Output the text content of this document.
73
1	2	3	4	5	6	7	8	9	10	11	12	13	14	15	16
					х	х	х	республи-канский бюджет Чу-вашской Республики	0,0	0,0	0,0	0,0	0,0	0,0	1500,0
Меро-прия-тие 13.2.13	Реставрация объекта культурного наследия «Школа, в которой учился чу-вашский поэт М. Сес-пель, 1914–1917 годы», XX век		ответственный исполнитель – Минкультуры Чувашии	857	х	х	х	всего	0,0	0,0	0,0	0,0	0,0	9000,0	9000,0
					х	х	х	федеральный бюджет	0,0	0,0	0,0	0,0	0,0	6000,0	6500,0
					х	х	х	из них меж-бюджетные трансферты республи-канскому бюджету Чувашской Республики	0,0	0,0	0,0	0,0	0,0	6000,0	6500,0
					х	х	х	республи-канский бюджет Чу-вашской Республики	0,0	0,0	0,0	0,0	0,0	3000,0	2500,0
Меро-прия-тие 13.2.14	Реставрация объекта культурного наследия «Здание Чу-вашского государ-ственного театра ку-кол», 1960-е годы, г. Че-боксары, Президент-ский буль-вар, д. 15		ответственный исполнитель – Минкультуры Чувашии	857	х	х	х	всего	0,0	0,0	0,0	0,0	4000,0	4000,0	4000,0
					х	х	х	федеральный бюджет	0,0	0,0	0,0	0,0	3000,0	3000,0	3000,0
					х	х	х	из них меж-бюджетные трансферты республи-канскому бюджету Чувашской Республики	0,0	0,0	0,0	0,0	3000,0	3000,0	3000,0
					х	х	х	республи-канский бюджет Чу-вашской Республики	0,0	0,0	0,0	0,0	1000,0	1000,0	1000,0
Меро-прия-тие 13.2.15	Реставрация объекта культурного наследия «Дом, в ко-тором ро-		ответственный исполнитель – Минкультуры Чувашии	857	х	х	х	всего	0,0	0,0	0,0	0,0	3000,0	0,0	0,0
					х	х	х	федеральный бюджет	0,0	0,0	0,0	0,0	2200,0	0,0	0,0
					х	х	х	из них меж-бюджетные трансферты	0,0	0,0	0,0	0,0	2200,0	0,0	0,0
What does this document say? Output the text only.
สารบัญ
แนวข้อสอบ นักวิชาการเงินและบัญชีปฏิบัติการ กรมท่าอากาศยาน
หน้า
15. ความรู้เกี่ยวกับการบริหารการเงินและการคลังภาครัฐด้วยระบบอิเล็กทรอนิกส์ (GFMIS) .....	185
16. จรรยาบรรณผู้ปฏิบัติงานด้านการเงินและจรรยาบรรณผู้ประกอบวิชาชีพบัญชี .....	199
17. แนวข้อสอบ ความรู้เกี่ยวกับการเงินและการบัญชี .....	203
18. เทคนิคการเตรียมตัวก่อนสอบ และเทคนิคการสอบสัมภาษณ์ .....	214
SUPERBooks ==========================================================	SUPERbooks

--

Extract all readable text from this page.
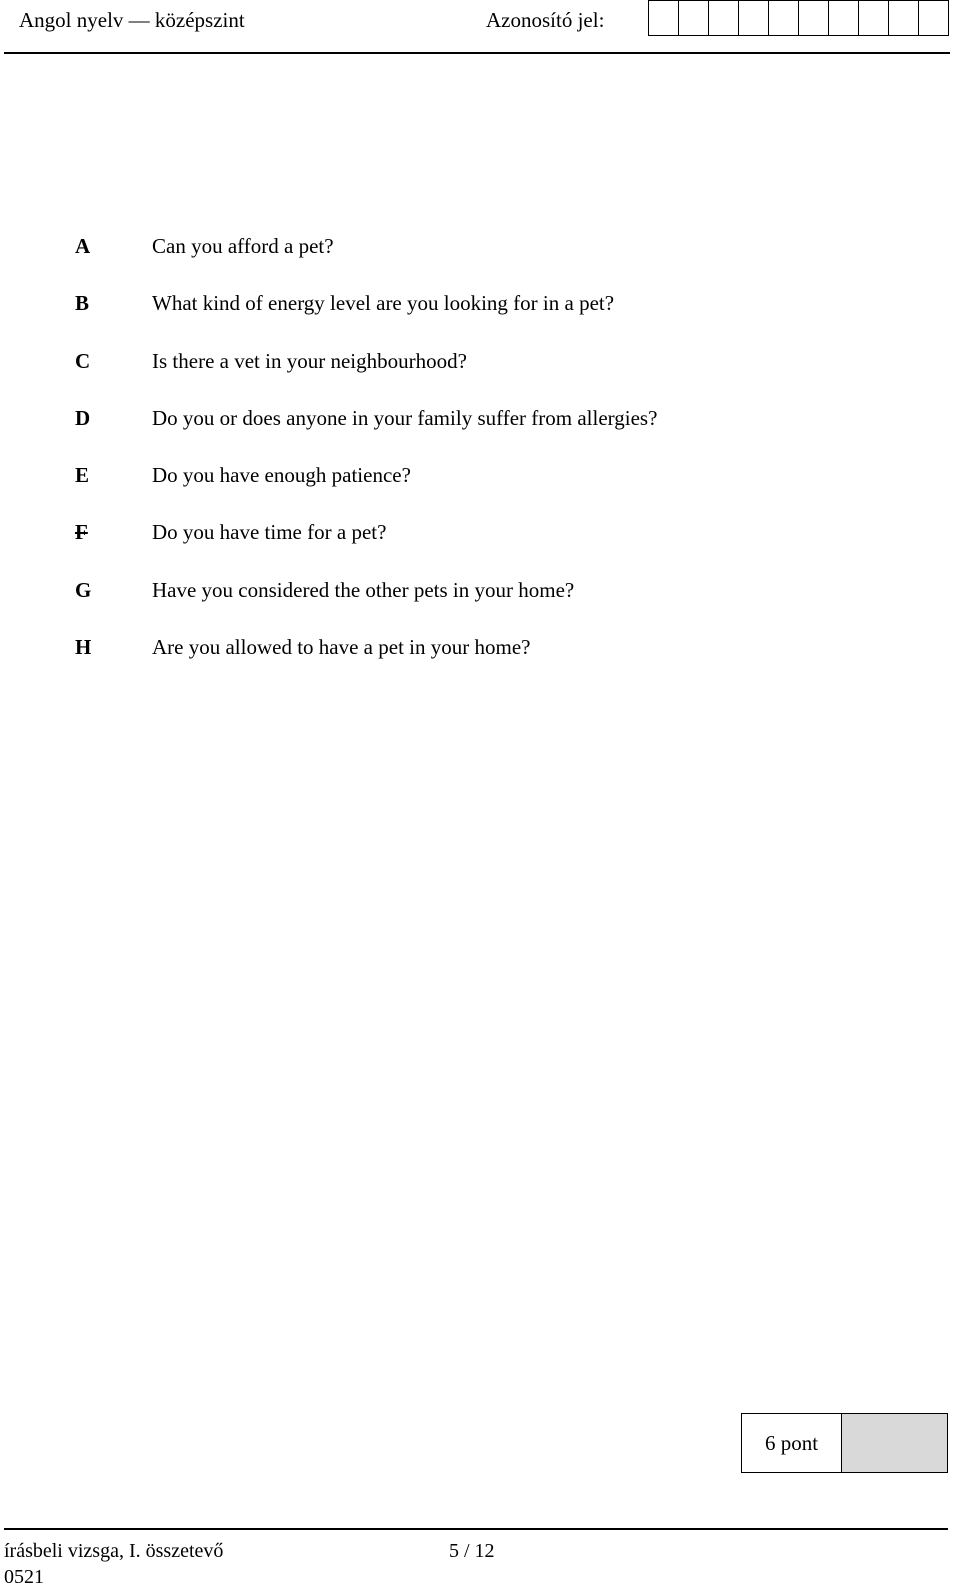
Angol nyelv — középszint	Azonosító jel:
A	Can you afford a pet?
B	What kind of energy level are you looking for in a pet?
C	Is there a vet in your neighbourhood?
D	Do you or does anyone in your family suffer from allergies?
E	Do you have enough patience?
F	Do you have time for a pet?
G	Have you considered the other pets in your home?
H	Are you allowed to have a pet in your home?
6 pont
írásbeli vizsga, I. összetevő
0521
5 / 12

**Work instructions:** Gather every line from the listing above in which "бюджету" appears, and copy those lines.

**Answer to this exercise:**
					х	х	х	из них меж-бюджетные трансферты республи-канскому бюджету Чувашской Республики	0,0	0,0	0,0	0,0	0,0	6000,0	6500,0
					х	х	х	из них меж-бюджетные трансферты республи-канскому бюджету Чувашской Республики	0,0	0,0	0,0	0,0	3000,0	3000,0	3000,0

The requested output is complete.